[start of Records supplied]
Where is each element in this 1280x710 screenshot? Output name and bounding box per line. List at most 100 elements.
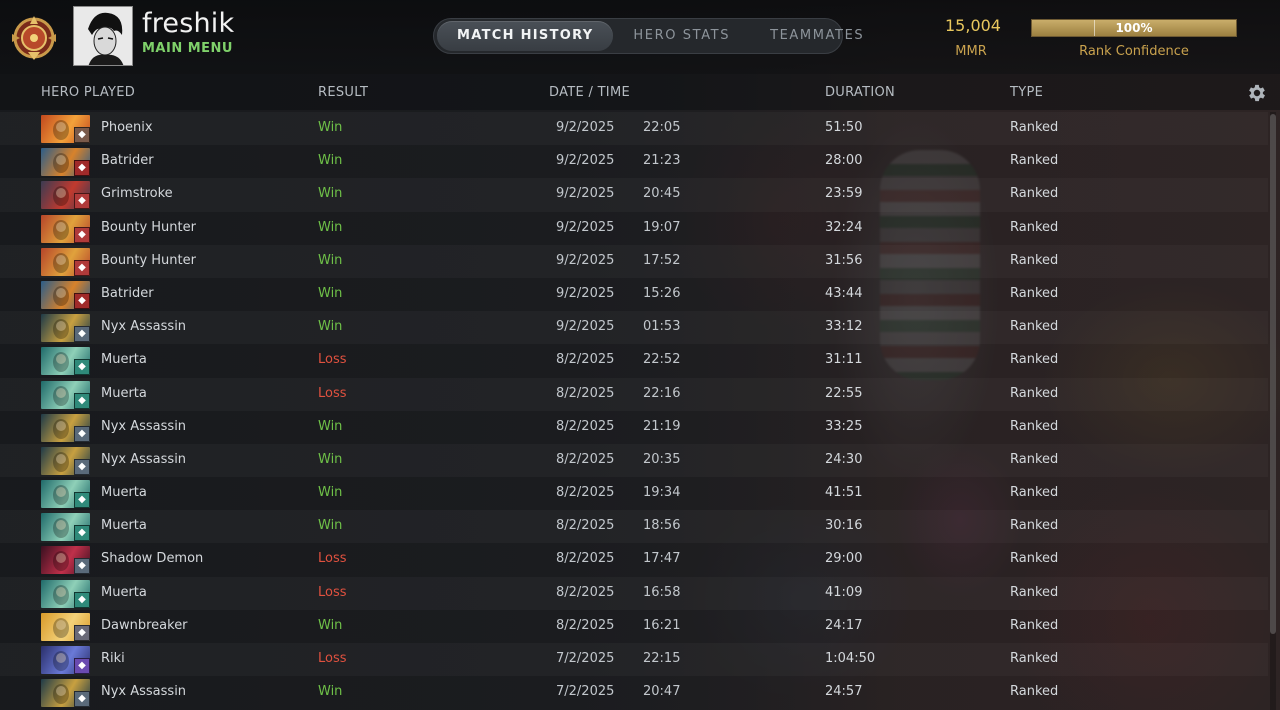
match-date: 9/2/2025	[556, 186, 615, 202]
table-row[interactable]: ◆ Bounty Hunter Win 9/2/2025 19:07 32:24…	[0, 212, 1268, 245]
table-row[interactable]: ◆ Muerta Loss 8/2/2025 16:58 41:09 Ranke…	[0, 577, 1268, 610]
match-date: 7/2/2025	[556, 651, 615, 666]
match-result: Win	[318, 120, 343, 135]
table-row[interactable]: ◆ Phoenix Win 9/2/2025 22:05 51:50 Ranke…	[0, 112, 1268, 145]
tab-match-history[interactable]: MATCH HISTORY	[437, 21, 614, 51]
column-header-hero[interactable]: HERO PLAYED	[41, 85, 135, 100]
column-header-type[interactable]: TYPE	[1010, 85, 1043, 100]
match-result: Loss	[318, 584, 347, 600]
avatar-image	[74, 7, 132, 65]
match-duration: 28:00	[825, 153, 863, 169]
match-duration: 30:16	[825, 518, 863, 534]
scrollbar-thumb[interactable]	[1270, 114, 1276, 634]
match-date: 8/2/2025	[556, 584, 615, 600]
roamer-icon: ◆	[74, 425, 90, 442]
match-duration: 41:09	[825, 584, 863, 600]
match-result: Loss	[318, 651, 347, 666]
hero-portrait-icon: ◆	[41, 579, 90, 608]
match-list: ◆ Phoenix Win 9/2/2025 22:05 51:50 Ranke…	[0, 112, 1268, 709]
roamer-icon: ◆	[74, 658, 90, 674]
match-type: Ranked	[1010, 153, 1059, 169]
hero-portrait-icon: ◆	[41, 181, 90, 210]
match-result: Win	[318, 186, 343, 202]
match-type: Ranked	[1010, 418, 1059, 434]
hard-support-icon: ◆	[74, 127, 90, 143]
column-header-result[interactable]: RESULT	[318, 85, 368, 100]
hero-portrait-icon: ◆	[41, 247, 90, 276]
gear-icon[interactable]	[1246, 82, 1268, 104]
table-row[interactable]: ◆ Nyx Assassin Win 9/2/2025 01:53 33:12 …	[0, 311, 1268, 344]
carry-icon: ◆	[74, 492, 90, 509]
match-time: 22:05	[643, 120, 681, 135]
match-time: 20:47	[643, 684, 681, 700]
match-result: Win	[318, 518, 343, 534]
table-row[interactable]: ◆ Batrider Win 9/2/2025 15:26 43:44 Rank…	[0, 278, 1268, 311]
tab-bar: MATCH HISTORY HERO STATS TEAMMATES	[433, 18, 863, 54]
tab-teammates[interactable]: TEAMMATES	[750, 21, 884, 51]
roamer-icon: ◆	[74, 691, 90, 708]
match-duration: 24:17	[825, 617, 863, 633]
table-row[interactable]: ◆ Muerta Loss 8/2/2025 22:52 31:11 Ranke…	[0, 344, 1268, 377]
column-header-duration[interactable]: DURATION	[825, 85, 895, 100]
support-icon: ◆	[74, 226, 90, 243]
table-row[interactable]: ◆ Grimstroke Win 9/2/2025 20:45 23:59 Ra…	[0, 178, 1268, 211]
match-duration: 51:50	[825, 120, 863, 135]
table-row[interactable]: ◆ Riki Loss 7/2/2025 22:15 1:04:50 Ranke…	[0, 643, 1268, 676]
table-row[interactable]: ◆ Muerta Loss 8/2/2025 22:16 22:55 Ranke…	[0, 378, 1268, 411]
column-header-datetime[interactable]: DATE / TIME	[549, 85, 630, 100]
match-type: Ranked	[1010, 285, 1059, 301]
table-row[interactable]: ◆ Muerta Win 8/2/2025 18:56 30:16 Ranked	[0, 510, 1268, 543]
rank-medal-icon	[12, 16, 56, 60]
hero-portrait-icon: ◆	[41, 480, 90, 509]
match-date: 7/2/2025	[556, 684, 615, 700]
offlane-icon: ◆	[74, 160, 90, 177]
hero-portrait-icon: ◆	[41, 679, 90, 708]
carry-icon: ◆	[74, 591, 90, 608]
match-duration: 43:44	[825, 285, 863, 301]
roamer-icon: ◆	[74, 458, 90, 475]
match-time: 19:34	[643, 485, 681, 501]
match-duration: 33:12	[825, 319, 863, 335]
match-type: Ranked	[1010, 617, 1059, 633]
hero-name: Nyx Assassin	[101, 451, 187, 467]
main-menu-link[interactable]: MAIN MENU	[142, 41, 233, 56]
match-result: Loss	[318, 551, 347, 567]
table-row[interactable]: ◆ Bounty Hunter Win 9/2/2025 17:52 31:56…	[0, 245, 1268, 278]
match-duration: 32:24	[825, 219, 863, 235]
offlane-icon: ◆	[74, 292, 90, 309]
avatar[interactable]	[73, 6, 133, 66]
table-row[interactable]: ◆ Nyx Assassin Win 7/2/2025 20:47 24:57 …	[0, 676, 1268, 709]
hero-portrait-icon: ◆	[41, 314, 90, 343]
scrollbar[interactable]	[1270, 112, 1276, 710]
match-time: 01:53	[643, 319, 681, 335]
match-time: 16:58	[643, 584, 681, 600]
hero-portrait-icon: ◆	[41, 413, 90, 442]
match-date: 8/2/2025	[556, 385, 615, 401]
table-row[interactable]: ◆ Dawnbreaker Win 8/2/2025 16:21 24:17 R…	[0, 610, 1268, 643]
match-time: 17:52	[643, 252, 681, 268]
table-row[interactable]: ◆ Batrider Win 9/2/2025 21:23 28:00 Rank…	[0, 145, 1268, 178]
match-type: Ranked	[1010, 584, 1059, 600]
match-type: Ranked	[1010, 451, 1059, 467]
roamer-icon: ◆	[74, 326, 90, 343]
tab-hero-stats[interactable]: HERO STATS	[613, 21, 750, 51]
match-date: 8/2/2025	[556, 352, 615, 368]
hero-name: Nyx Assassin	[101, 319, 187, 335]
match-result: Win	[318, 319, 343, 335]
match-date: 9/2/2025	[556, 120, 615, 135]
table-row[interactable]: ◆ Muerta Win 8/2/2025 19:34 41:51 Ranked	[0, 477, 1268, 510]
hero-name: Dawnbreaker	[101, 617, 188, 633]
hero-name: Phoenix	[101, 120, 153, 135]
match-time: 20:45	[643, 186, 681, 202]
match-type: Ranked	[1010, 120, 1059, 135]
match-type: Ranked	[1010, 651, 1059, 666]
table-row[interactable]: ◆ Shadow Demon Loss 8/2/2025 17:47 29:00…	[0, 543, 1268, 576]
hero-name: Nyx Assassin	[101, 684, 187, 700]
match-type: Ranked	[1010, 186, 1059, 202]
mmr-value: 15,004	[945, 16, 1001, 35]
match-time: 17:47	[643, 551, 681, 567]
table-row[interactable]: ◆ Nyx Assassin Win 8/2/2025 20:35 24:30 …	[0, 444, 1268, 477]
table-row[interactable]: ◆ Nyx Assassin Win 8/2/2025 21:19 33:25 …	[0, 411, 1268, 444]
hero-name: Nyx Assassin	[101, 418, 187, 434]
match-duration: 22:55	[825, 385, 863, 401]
[end of Records supplied]
[start of Records supplied]
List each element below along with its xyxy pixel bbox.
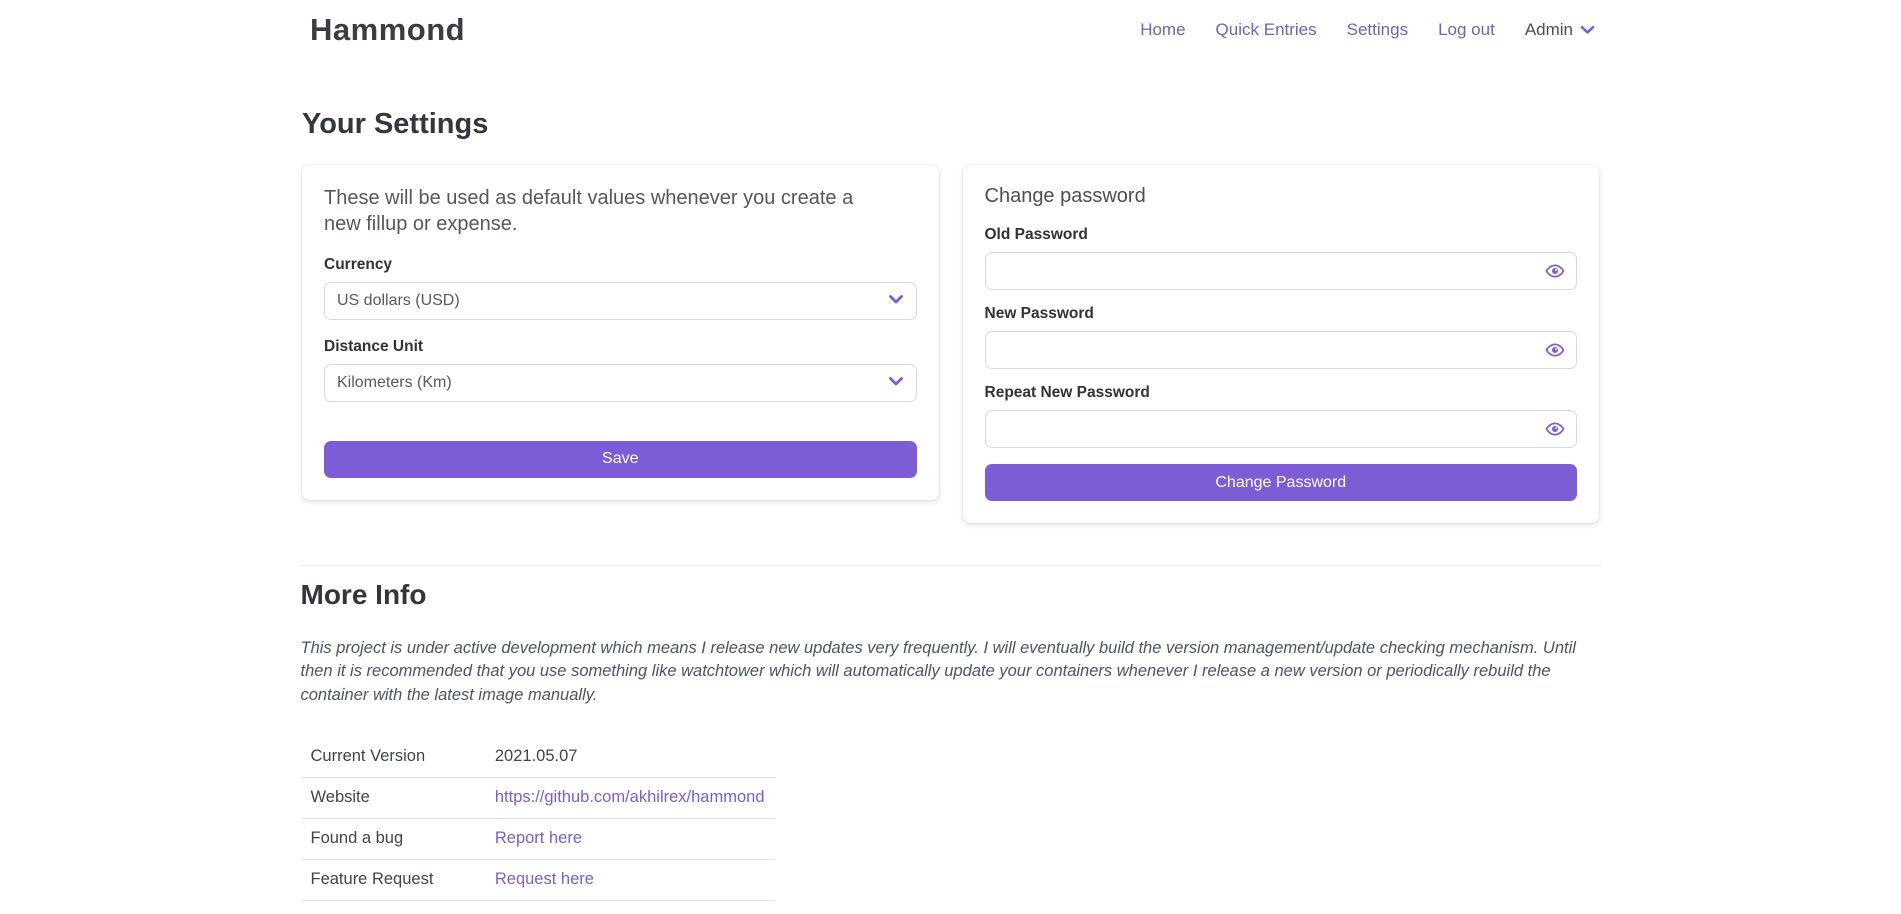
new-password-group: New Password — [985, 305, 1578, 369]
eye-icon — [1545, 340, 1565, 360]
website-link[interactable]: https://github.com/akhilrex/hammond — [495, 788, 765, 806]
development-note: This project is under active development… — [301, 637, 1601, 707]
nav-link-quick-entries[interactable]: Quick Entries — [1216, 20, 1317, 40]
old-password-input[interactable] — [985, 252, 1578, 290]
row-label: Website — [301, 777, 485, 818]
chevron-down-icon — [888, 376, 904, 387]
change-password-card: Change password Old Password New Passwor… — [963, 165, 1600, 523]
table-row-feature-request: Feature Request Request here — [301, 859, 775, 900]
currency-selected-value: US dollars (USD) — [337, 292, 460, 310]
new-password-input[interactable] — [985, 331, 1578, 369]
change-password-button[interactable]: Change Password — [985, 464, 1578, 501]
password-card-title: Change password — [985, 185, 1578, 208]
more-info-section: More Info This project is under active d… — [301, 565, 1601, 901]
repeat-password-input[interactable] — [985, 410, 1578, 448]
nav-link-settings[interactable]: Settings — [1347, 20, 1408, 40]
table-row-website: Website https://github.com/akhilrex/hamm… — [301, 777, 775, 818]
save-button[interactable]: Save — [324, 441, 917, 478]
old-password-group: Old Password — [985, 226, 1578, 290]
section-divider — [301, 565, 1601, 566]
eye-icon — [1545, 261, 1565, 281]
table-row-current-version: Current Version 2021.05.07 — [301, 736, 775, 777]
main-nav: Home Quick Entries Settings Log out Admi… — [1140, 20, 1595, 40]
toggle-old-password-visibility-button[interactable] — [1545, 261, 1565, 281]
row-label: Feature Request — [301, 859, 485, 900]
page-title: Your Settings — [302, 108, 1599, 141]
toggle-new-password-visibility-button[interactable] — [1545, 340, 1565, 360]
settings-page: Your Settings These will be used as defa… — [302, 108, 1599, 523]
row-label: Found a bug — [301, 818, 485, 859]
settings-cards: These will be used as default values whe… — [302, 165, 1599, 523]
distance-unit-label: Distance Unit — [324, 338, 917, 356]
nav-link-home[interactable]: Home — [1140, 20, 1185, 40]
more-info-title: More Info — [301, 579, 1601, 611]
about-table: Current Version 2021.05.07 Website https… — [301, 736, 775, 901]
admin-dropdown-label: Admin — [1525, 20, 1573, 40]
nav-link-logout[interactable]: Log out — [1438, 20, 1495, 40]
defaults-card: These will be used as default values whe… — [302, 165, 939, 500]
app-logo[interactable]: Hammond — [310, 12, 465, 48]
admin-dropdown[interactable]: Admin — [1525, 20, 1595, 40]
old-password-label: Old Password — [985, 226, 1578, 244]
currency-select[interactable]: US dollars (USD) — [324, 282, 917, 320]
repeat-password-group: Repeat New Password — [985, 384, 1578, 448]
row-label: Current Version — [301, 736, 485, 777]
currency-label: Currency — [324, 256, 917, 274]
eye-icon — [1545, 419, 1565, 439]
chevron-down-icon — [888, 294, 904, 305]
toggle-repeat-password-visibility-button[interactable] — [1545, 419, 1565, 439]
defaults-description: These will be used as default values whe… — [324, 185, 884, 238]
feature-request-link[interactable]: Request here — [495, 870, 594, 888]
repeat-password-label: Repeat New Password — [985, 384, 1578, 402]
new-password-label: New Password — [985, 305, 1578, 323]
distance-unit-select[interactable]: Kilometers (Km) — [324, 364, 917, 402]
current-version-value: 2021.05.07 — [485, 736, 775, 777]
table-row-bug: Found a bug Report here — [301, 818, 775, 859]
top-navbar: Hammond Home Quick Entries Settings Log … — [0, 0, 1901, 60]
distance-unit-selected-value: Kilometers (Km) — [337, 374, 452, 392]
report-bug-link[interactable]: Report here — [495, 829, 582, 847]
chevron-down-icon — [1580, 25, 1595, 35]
[end of Records supplied]
Reproduce the stretch of entries from the line containing "186, 615, 202]" through the line containing "651, 615, 666]", switching "match-date" to "game-date" and leaving everything else unchanged.

**Task result:**
game-date: 9/2/2025	[556, 186, 615, 202]
table-row[interactable]: ◆ Bounty Hunter Win 9/2/2025 19:07 32:24…	[0, 212, 1268, 245]
table-row[interactable]: ◆ Muerta Loss 8/2/2025 16:58 41:09 Ranke…	[0, 577, 1268, 610]
game-date: 7/2/2025	[556, 651, 615, 666]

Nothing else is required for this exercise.